◆ **EXERCISE REQUIREMENTS**
Copy every line of the entries that includes the word "right".

** Start MATERIAL TO PROCESS **

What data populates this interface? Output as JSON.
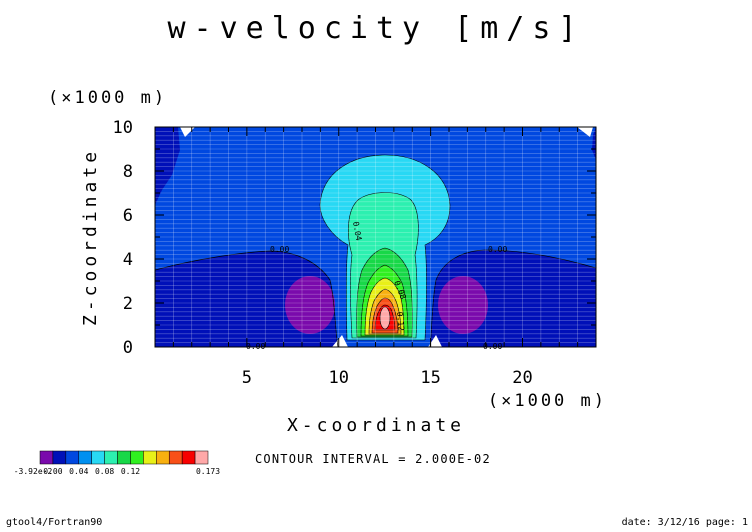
{
  "chart_data": {
    "type": "contour",
    "title": "w-velocity [m/s]",
    "xlabel": "X-coordinate",
    "ylabel": "Z-coordinate",
    "x_unit": "(×1000 m)",
    "y_unit": "(×1000 m)",
    "xlim": [
      0,
      24
    ],
    "ylim": [
      0,
      10
    ],
    "x_ticks": [
      "5",
      "10",
      "15",
      "20"
    ],
    "y_ticks": [
      "0",
      "2",
      "4",
      "6",
      "8",
      "10"
    ],
    "grid": true,
    "contour_interval_text": "CONTOUR INTERVAL = 2.000E-02",
    "contour_labels": [
      "0.00",
      "0.04",
      "0.08",
      "0.12",
      "0.00",
      "0.00",
      "0.00"
    ],
    "colorbar": {
      "colors": [
        "#7a0aac",
        "#0010b8",
        "#0048e0",
        "#0090f0",
        "#28d8f4",
        "#2cf0b0",
        "#18d848",
        "#30f020",
        "#e8f018",
        "#f8b010",
        "#f85018",
        "#f80000",
        "#ffa8a8"
      ],
      "tick_labels": [
        "-3.92e-2",
        "0.00",
        "0.04",
        "0.08",
        "0.12",
        "0.173"
      ]
    },
    "features": [
      {
        "name": "updraft core maximum",
        "x": 12.5,
        "z": 1.5,
        "value": 0.173
      },
      {
        "name": "left downdraft minimum",
        "x": 8.2,
        "z": 1.9,
        "value": -0.0392
      },
      {
        "name": "right downdraft minimum",
        "x": 16.8,
        "z": 1.9,
        "value": -0.0392
      }
    ]
  },
  "footer": {
    "left": "gtool4/Fortran90",
    "right": "date: 3/12/16 page: 1"
  }
}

** End MATERIAL TO PROCESS **

◆ **RESULT**
        "name": "right downdraft minimum",
    "right": "date: 3/12/16 page: 1"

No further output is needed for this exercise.